Please give the listing again in its entirety, exactly as written.

==== THE DATA ====

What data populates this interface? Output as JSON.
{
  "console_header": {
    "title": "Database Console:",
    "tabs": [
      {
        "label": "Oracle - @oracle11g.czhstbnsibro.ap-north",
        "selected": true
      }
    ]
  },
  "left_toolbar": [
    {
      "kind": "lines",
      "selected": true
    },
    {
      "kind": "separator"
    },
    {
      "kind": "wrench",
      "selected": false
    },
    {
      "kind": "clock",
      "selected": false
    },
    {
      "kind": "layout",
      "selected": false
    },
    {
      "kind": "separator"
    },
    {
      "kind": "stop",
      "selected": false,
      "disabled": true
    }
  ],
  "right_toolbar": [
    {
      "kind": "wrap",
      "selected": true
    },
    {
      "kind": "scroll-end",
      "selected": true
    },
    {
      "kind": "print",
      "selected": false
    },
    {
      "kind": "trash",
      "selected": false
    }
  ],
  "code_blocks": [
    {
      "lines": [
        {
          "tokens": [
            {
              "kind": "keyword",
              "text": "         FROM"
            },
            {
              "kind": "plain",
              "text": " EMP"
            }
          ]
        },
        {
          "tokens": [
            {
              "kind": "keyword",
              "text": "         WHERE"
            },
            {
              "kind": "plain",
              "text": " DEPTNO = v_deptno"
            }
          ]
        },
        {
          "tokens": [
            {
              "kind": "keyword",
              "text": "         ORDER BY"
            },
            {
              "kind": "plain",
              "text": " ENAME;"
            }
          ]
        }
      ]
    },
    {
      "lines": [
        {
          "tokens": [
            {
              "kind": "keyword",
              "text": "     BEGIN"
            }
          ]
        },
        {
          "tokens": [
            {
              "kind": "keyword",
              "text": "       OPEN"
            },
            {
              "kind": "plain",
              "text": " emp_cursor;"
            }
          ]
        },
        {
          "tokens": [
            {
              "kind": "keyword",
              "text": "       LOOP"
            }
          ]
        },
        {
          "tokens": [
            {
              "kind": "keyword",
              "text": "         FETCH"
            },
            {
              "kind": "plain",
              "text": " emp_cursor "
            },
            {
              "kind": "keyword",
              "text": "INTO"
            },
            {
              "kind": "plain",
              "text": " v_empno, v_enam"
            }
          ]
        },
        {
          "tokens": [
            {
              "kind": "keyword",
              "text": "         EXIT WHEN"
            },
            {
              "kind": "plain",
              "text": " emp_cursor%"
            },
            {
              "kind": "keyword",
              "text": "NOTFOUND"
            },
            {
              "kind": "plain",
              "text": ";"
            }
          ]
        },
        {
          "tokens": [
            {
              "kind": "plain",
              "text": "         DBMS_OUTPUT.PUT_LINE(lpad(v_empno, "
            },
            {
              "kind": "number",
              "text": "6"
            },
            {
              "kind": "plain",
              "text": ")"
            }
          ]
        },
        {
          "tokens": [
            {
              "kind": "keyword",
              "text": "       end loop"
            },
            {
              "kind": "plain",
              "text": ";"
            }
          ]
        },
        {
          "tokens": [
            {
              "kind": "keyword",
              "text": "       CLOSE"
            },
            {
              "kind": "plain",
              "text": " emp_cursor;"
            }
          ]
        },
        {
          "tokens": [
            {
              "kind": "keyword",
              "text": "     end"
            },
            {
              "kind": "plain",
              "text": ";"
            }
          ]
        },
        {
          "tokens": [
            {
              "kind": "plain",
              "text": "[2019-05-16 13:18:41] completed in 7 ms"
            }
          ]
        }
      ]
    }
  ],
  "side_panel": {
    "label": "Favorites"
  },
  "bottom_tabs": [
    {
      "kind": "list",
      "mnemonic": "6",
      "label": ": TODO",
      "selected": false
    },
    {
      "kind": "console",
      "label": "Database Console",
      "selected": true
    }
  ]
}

====

## ANSWER BELOW:
What data populates this interface? Output as JSON.
{
  "console_header": {
    "title": "Database Console:",
    "tabs": [
      {
        "label": "Oracle - @oracle11g.czhstbnsibro.ap-north",
        "selected": true
      }
    ]
  },
  "left_toolbar": [
    {
      "kind": "lines",
      "selected": true
    },
    {
      "kind": "separator"
    },
    {
      "kind": "wrench",
      "selected": false
    },
    {
      "kind": "clock",
      "selected": false
    },
    {
      "kind": "layout",
      "selected": false
    },
    {
      "kind": "separator"
    },
    {
      "kind": "stop",
      "selected": false,
      "disabled": true
    }
  ],
  "right_toolbar": [
    {
      "kind": "wrap",
      "selected": true
    },
    {
      "kind": "scroll-end",
      "selected": true
    },
    {
      "kind": "print",
      "selected": false
    },
    {
      "kind": "trash",
      "selected": false
    }
  ],
  "code_blocks": [
    {
      "lines": [
        {
          "tokens": [
            {
              "kind": "keyword",
              "text": "         FROM"
            },
            {
              "kind": "plain",
              "text": " EMP"
            }
          ]
        },
        {
          "tokens": [
            {
              "kind": "keyword",
              "text": "         WHERE"
            },
            {
              "kind": "plain",
              "text": " DEPTNO = v_deptno"
            }
          ]
        },
        {
          "tokens": [
            {
              "kind": "keyword",
              "text": "         ORDER BY"
            },
            {
              "kind": "plain",
              "text": " ENAME;"
            }
          ]
        }
      ]
    },
    {
      "lines": [
        {
          "tokens": [
            {
              "kind": "keyword",
              "text": "     BEGIN"
            }
          ]
        },
        {
          "tokens": [
            {
              "kind": "keyword",
              "text": "       OPEN"
            },
            {
              "kind": "plain",
              "text": " emp_cursor;"
            }
          ]
        },
        {
          "tokens": [
            {
              "kind": "keyword",
              "text": "       LOOP"
            }
          ]
        },
        {
          "tokens": [
            {
              "kind": "keyword",
              "text": "         FETCH"
            },
            {
              "kind": "plain",
              "text": " emp_cursor "
            },
            {
              "kind": "keyword",
              "text": "INTO"
            },
            {
              "kind": "plain",
              "text": " v_empno, v_enam"
            }
          ]
        },
        {
          "tokens": [
            {
              "kind": "keyword",
              "text": "         EXIT WHEN"
            },
            {
              "kind": "plain",
              "text": " emp_cursor%"
            },
            {
              "kind": "keyword",
              "text": "NOTFOUND"
            },
            {
              "kind": "plain",
              "text": ";"
            }
          ]
        },
        {
          "tokens": [
            {
              "kind": "plain",
              "text": "         DBMS_OUTPUT.PUT_LINE(lpad(v_empno, "
            },
            {
              "kind": "number",
              "text": "6"
            },
            {
              "kind": "plain",
              "text": ")"
            }
          ]
        },
        {
          "tokens": [
            {
              "kind": "keyword",
              "text": "       end loop"
            },
            {
              "kind": "plain",
              "text": ";"
            }
          ]
        },
        {
          "tokens": [
            {
              "kind": "keyword",
              "text": "       CLOSE"
            },
            {
              "kind": "plain",
              "text": " emp_cursor;"
            }
          ]
        },
        {
          "tokens": [
            {
              "kind": "keyword",
              "text": "     end"
            },
            {
              "kind": "plain",
              "text": ";"
            }
          ]
        },
        {
          "tokens": [
            {
              "kind": "plain",
              "text": "[2019-05-16 13:18:41] completed in 7 ms"
            }
          ]
        }
      ]
    }
  ],
  "side_panel": {
    "label": "Favorites"
  },
  "bottom_tabs": [
    {
      "kind": "list",
      "mnemonic": "6",
      "label": ": TODO",
      "selected": false
    },
    {
      "kind": "console",
      "label": "Database Console",
      "selected": true
    }
  ]
}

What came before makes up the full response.